WHAT YOU SHOULD DO: All records must be quoted exactly. Omit the pictures.

===== SUPPLIED INFORMATION

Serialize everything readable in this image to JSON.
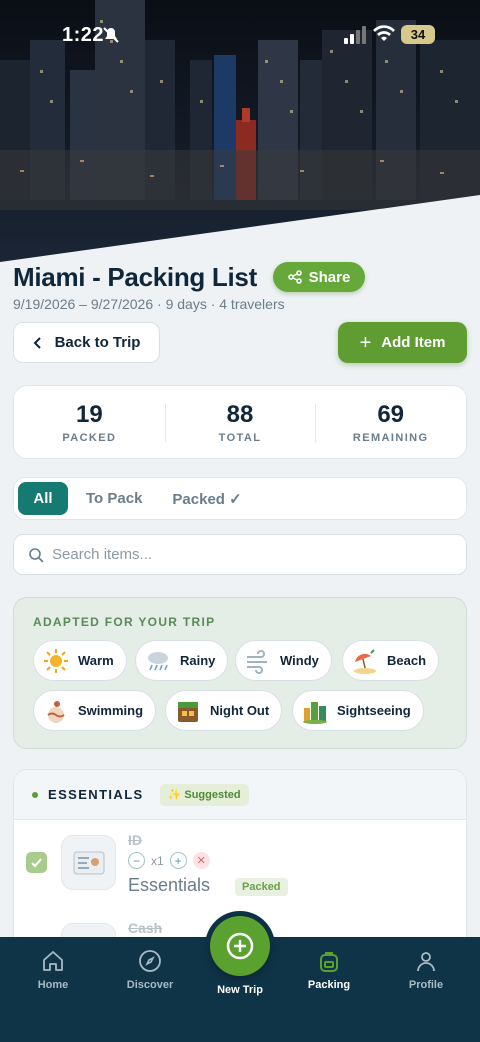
{
  "status_bar": {
    "time": "1:22",
    "battery": "34"
  },
  "header": {
    "title": "Miami - Packing List",
    "share_label": "Share",
    "subtitle": "9/19/2026 – 9/27/2026 · 9 days · 4 travelers"
  },
  "actions": {
    "back_label": "Back to Trip",
    "add_label": "Add Item"
  },
  "stats": [
    {
      "value": "19",
      "label": "PACKED"
    },
    {
      "value": "88",
      "label": "TOTAL"
    },
    {
      "value": "69",
      "label": "REMAINING"
    }
  ],
  "filters": {
    "tabs": [
      "All",
      "To Pack",
      "Packed ✓"
    ],
    "active": "All"
  },
  "search": {
    "placeholder": "Search items..."
  },
  "adapted": {
    "title": "ADAPTED FOR YOUR TRIP",
    "chips": [
      "Warm",
      "Rainy",
      "Windy",
      "Beach",
      "Swimming",
      "Night Out",
      "Sightseeing"
    ]
  },
  "essentials": {
    "title": "ESSENTIALS",
    "badge": "✨ Suggested",
    "items": [
      {
        "name": "ID",
        "qty": "x1",
        "category": "Essentials",
        "status": "Packed",
        "checked": true
      },
      {
        "name": "Cash"
      }
    ]
  },
  "nav": {
    "items": [
      "Home",
      "Discover",
      "New Trip",
      "Packing",
      "Profile"
    ],
    "active": "Packing"
  },
  "colors": {
    "primary_green": "#5f9d33",
    "teal": "#147a72",
    "navy": "#0f3447"
  }
}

==========

TASK OUTPUT:
Serialize everything readable in this image to JSON.
{
  "status_bar": {
    "time": "1:22",
    "battery": "34"
  },
  "header": {
    "title": "Miami - Packing List",
    "share_label": "Share",
    "subtitle": "9/19/2026 – 9/27/2026 · 9 days · 4 travelers"
  },
  "actions": {
    "back_label": "Back to Trip",
    "add_label": "Add Item"
  },
  "stats": [
    {
      "value": "19",
      "label": "PACKED"
    },
    {
      "value": "88",
      "label": "TOTAL"
    },
    {
      "value": "69",
      "label": "REMAINING"
    }
  ],
  "filters": {
    "tabs": [
      "All",
      "To Pack",
      "Packed ✓"
    ],
    "active": "All"
  },
  "search": {
    "placeholder": "Search items..."
  },
  "adapted": {
    "title": "ADAPTED FOR YOUR TRIP",
    "chips": [
      "Warm",
      "Rainy",
      "Windy",
      "Beach",
      "Swimming",
      "Night Out",
      "Sightseeing"
    ]
  },
  "essentials": {
    "title": "ESSENTIALS",
    "badge": "✨ Suggested",
    "items": [
      {
        "name": "ID",
        "qty": "x1",
        "category": "Essentials",
        "status": "Packed",
        "checked": true
      },
      {
        "name": "Cash"
      }
    ]
  },
  "nav": {
    "items": [
      "Home",
      "Discover",
      "New Trip",
      "Packing",
      "Profile"
    ],
    "active": "Packing"
  },
  "colors": {
    "primary_green": "#5f9d33",
    "teal": "#147a72",
    "navy": "#0f3447"
  }
}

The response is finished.